- **OBJECTIVE**: Beneath this task is a listing; retype all of it exactly.

** Start of MATERIAL FOR THIS TASK **

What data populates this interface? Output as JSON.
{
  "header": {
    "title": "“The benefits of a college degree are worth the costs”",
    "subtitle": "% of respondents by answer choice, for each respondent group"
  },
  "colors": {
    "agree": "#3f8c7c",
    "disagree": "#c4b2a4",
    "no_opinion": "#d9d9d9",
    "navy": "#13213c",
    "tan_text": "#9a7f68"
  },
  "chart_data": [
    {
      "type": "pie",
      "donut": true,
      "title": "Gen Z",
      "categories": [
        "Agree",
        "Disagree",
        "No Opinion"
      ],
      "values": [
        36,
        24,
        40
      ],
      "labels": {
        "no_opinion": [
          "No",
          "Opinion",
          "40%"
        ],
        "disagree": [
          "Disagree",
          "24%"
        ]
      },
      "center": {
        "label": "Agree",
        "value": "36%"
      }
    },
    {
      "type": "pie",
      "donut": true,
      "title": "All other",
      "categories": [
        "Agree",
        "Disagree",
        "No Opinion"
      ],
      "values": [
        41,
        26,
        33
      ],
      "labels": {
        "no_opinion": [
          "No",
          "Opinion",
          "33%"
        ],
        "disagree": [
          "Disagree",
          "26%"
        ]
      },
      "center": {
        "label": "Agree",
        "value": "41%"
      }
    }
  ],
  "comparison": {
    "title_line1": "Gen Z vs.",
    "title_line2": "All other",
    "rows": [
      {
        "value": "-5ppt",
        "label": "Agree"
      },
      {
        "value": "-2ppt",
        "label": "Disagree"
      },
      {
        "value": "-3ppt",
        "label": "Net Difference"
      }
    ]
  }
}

** End of MATERIAL FOR THIS TASK **

- **WRITTEN REPLY**:
What data populates this interface? Output as JSON.
{
  "header": {
    "title": "“The benefits of a college degree are worth the costs”",
    "subtitle": "% of respondents by answer choice, for each respondent group"
  },
  "colors": {
    "agree": "#3f8c7c",
    "disagree": "#c4b2a4",
    "no_opinion": "#d9d9d9",
    "navy": "#13213c",
    "tan_text": "#9a7f68"
  },
  "chart_data": [
    {
      "type": "pie",
      "donut": true,
      "title": "Gen Z",
      "categories": [
        "Agree",
        "Disagree",
        "No Opinion"
      ],
      "values": [
        36,
        24,
        40
      ],
      "labels": {
        "no_opinion": [
          "No",
          "Opinion",
          "40%"
        ],
        "disagree": [
          "Disagree",
          "24%"
        ]
      },
      "center": {
        "label": "Agree",
        "value": "36%"
      }
    },
    {
      "type": "pie",
      "donut": true,
      "title": "All other",
      "categories": [
        "Agree",
        "Disagree",
        "No Opinion"
      ],
      "values": [
        41,
        26,
        33
      ],
      "labels": {
        "no_opinion": [
          "No",
          "Opinion",
          "33%"
        ],
        "disagree": [
          "Disagree",
          "26%"
        ]
      },
      "center": {
        "label": "Agree",
        "value": "41%"
      }
    }
  ],
  "comparison": {
    "title_line1": "Gen Z vs.",
    "title_line2": "All other",
    "rows": [
      {
        "value": "-5ppt",
        "label": "Agree"
      },
      {
        "value": "-2ppt",
        "label": "Disagree"
      },
      {
        "value": "-3ppt",
        "label": "Net Difference"
      }
    ]
  }
}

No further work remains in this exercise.